--- start of SUPPLIED DATA ---

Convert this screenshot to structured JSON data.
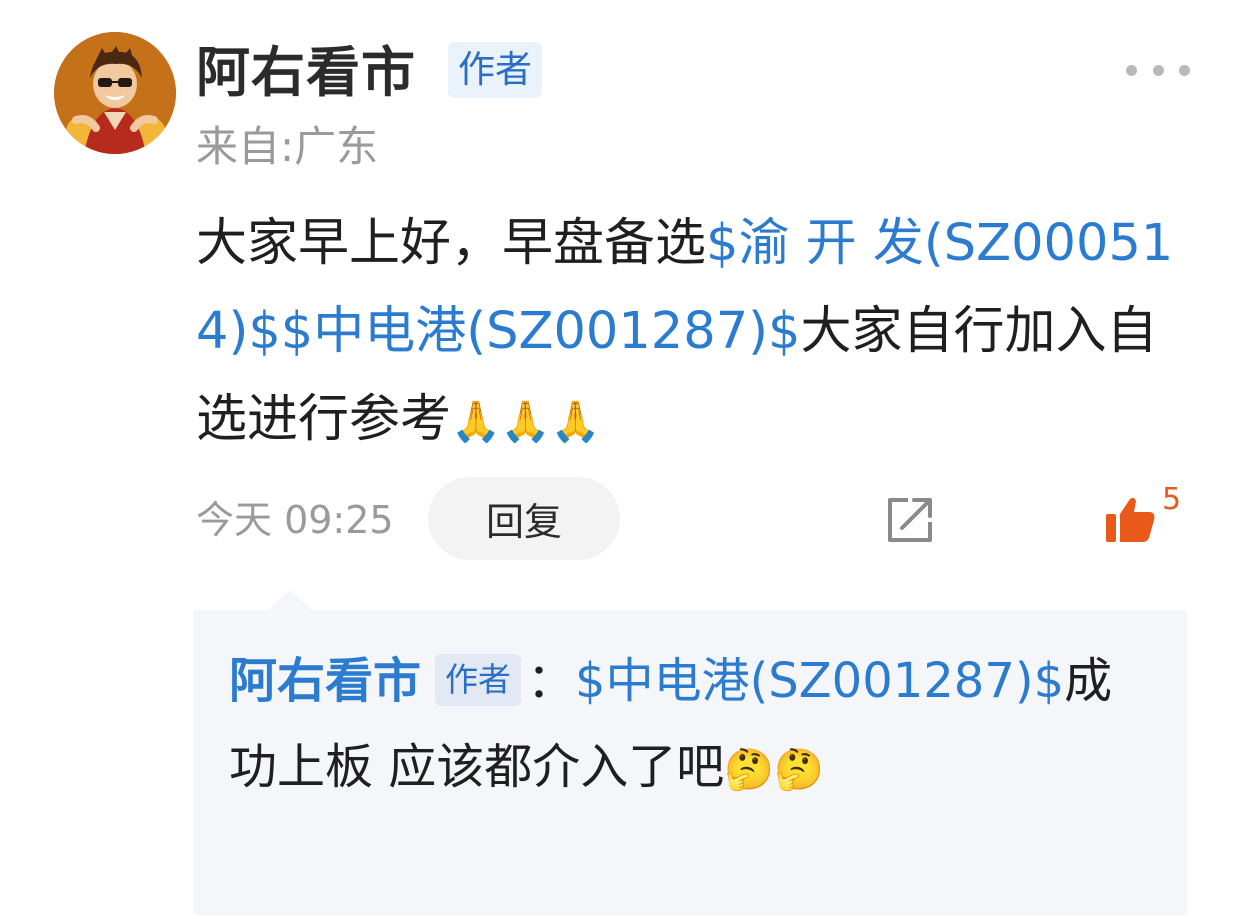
{
  "post": {
    "author": "阿右看市",
    "author_badge": "作者",
    "location": "来自:广东",
    "content": {
      "intro": "大家早上好，早盘备选",
      "stock1": "$渝 开 发(SZ000514)$",
      "stock2": "$中电港(SZ001287)$",
      "outro": "大家自行加入自选进行参考",
      "emojis": "🙏🙏🙏"
    },
    "timestamp": "今天 09:25",
    "reply_label": "回复",
    "like_count": "5",
    "more_icon": "more-dots-icon",
    "share_icon": "share-icon",
    "like_icon": "thumbs-up-icon",
    "accent_color": "#2b7bd0",
    "like_color": "#e8591a"
  },
  "reply": {
    "author": "阿右看市",
    "author_badge": "作者",
    "separator": "：",
    "stock": "$中电港(SZ001287)$",
    "text": "成功上板 应该都介入了吧",
    "emojis": "🤔🤔"
  }
}
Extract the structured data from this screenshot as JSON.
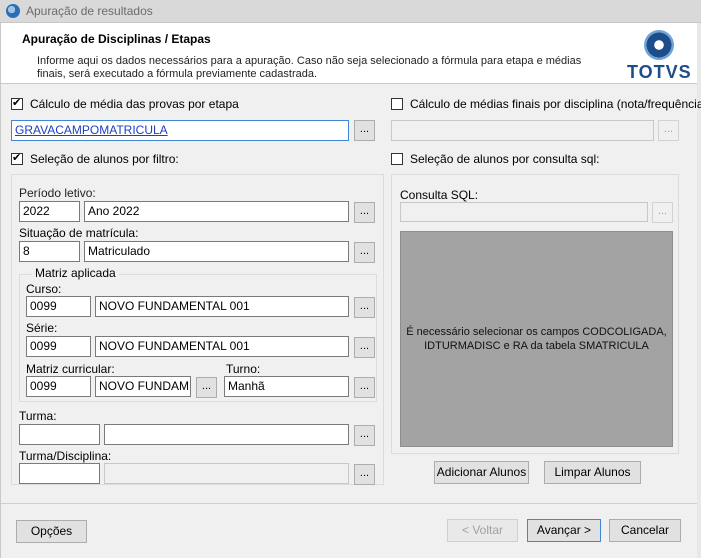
{
  "window": {
    "title": "Apuração de resultados"
  },
  "header": {
    "title": "Apuração de Disciplinas / Etapas",
    "description": "Informe aqui os dados necessários para a apuração. Caso não seja selecionado a fórmula para etapa e médias finais, será executado a fórmula previamente cadastrada.",
    "logo_text": "TOTVS"
  },
  "left": {
    "calc_media_provas": {
      "label": "Cálculo de média das provas por etapa",
      "checked": true
    },
    "formula_value": "GRAVACAMPOMATRICULA",
    "selecao_filtro": {
      "label": "Seleção de alunos por filtro:",
      "checked": true
    },
    "periodo": {
      "label": "Período letivo:",
      "code": "2022",
      "desc": "Ano 2022"
    },
    "situacao": {
      "label": "Situação de matrícula:",
      "code": "8",
      "desc": "Matriculado"
    },
    "matriz": {
      "legend": "Matriz aplicada",
      "curso": {
        "label": "Curso:",
        "code": "0099",
        "desc": "NOVO FUNDAMENTAL 001"
      },
      "serie": {
        "label": "Série:",
        "code": "0099",
        "desc": "NOVO FUNDAMENTAL 001"
      },
      "matriz_curricular": {
        "label": "Matriz curricular:",
        "code": "0099",
        "desc": "NOVO FUNDAMEN"
      },
      "turno": {
        "label": "Turno:",
        "value": "Manhã"
      }
    },
    "turma": {
      "label": "Turma:",
      "code": "",
      "desc": ""
    },
    "turma_disciplina": {
      "label": "Turma/Disciplina:",
      "code": "",
      "desc": ""
    }
  },
  "right": {
    "calc_medias_finais": {
      "label": "Cálculo de médias finais por disciplina (nota/frequência)",
      "checked": false
    },
    "formula_value": "",
    "selecao_sql": {
      "label": "Seleção de alunos por consulta sql:",
      "checked": false
    },
    "consulta_sql": {
      "label": "Consulta SQL:",
      "value": ""
    },
    "message": "É necessário selecionar os campos CODCOLIGADA, IDTURMADISC e RA da tabela SMATRICULA",
    "adicionar_label": "Adicionar Alunos",
    "limpar_label": "Limpar Alunos"
  },
  "common": {
    "lookup_label": "..."
  },
  "footer": {
    "opcoes_label": "Opções",
    "voltar_label": "< Voltar",
    "avancar_label": "Avançar >",
    "cancelar_label": "Cancelar"
  }
}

--- end of SUPPLIED DATA ---

For each line above that contains the word "screenshot", copy that line.

### TASK SOLUTION
Convert this screenshot to structured JSON data.
Extract the structured data from this screenshot as JSON.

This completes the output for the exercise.